--- start Information provided ---

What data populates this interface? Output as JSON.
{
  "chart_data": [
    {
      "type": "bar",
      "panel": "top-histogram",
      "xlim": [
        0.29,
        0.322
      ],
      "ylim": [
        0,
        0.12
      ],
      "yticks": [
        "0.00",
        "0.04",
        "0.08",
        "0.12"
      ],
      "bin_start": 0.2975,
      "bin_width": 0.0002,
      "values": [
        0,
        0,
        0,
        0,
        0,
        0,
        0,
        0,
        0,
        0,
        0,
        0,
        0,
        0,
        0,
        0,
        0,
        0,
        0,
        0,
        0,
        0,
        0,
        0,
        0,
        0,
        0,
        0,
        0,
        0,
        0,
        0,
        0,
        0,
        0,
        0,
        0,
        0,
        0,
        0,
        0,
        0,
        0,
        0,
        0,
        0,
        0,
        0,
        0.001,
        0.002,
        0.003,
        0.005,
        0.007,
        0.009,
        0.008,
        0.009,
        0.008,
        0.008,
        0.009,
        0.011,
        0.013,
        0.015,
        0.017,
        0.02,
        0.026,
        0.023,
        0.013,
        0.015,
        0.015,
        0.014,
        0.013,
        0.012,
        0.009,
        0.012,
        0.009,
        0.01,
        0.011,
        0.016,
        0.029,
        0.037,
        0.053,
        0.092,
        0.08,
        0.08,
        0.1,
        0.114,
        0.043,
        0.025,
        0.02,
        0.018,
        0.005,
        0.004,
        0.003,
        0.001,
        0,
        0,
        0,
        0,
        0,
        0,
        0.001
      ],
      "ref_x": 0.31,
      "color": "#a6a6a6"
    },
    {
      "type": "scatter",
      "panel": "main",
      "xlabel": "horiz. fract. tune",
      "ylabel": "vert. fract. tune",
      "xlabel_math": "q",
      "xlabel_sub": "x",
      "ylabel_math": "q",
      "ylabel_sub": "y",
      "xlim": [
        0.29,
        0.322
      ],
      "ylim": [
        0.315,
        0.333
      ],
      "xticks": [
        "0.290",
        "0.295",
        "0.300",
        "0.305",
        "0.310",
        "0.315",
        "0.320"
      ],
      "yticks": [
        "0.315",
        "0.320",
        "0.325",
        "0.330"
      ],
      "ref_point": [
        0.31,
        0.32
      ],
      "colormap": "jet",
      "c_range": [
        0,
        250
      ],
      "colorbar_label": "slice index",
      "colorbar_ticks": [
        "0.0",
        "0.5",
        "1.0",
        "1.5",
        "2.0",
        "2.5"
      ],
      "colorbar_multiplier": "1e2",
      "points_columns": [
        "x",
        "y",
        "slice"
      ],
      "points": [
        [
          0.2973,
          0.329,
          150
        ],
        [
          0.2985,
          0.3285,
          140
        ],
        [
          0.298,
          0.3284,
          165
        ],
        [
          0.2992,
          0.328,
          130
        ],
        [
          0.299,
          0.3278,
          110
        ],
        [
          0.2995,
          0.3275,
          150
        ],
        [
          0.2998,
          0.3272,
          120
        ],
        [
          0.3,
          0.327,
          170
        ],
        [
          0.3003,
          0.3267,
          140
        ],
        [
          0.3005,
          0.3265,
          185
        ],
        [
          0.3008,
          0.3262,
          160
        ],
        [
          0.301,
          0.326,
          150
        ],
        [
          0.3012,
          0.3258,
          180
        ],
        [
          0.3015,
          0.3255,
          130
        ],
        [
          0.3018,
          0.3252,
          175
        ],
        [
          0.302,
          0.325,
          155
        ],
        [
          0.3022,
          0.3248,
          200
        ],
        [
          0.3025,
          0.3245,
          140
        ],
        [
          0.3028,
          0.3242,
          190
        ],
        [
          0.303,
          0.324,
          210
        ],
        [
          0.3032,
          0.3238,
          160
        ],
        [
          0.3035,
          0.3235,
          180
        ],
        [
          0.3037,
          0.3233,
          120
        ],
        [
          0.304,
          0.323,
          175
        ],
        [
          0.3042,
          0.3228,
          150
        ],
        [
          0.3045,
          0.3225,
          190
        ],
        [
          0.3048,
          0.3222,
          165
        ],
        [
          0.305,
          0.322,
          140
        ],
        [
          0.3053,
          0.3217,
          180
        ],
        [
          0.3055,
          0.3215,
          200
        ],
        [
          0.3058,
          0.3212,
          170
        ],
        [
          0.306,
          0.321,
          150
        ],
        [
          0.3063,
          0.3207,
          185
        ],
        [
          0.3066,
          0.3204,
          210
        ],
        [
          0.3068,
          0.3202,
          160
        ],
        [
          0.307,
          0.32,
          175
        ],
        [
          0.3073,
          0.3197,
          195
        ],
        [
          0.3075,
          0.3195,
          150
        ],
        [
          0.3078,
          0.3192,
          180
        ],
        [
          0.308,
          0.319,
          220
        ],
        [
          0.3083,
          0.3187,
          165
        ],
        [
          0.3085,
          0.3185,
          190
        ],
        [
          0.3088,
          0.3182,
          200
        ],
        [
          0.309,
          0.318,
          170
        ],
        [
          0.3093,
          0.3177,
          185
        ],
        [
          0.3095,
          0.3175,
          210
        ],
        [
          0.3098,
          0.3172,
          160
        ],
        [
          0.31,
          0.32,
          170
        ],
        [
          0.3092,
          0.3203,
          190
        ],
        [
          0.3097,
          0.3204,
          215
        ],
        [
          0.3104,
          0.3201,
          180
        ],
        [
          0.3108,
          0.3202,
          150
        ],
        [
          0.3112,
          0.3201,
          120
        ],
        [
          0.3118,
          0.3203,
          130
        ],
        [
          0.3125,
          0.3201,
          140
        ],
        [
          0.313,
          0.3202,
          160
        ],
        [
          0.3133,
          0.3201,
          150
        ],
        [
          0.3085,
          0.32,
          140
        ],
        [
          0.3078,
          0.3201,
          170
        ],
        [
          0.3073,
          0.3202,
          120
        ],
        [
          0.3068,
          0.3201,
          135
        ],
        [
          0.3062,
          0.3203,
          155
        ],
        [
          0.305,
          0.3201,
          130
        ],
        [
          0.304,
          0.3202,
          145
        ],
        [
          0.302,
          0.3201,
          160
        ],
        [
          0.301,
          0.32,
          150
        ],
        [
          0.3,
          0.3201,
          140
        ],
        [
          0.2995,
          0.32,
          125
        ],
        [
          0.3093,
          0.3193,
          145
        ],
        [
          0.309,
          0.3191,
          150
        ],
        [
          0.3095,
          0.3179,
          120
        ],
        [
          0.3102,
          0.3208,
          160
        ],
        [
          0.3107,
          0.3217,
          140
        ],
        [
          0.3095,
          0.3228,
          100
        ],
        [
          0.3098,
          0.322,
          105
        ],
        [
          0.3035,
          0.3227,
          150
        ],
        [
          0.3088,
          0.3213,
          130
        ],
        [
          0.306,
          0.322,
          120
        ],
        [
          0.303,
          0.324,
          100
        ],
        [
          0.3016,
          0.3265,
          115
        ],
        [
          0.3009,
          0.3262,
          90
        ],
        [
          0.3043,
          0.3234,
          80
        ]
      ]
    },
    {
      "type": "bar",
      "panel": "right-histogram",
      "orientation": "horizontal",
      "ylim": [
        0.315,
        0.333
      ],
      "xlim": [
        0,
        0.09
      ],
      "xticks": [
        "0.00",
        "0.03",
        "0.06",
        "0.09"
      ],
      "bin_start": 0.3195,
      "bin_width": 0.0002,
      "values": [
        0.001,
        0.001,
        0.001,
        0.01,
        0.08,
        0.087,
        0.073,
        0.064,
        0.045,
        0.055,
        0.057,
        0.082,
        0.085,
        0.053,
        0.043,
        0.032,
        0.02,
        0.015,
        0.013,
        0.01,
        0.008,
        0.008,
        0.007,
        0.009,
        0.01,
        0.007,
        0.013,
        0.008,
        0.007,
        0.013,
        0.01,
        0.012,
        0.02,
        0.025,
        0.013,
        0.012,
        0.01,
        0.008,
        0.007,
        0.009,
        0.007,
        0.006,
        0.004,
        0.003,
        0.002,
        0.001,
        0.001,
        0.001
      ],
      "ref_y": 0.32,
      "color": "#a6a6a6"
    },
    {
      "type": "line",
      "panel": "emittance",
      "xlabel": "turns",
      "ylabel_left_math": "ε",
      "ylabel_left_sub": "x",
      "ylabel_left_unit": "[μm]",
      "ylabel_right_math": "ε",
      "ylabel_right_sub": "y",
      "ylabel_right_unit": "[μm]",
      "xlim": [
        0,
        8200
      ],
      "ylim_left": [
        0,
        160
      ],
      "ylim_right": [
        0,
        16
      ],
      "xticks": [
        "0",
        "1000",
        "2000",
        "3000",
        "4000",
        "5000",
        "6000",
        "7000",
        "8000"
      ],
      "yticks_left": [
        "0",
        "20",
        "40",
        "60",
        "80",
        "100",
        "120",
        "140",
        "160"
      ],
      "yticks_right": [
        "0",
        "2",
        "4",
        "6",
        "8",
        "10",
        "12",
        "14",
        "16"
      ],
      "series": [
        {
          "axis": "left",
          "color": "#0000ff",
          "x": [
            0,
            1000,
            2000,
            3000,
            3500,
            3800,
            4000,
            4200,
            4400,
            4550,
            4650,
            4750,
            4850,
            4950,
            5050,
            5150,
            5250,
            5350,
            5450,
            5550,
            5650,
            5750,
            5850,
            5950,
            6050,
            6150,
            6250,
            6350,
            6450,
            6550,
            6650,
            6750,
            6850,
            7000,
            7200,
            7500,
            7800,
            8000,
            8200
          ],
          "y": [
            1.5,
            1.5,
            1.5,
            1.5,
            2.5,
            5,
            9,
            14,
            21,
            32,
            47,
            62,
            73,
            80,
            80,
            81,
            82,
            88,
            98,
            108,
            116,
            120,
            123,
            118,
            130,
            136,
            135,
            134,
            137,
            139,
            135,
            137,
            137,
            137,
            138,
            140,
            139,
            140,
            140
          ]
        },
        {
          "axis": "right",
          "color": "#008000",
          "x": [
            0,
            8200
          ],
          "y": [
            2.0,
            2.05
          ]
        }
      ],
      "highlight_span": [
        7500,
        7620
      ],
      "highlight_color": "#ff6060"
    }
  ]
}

--- end Information provided ---

What the task requires:
Pull out all lines containing "tune".

Exercise output:
      "xlabel": "horiz. fract. tune",
      "ylabel": "vert. fract. tune",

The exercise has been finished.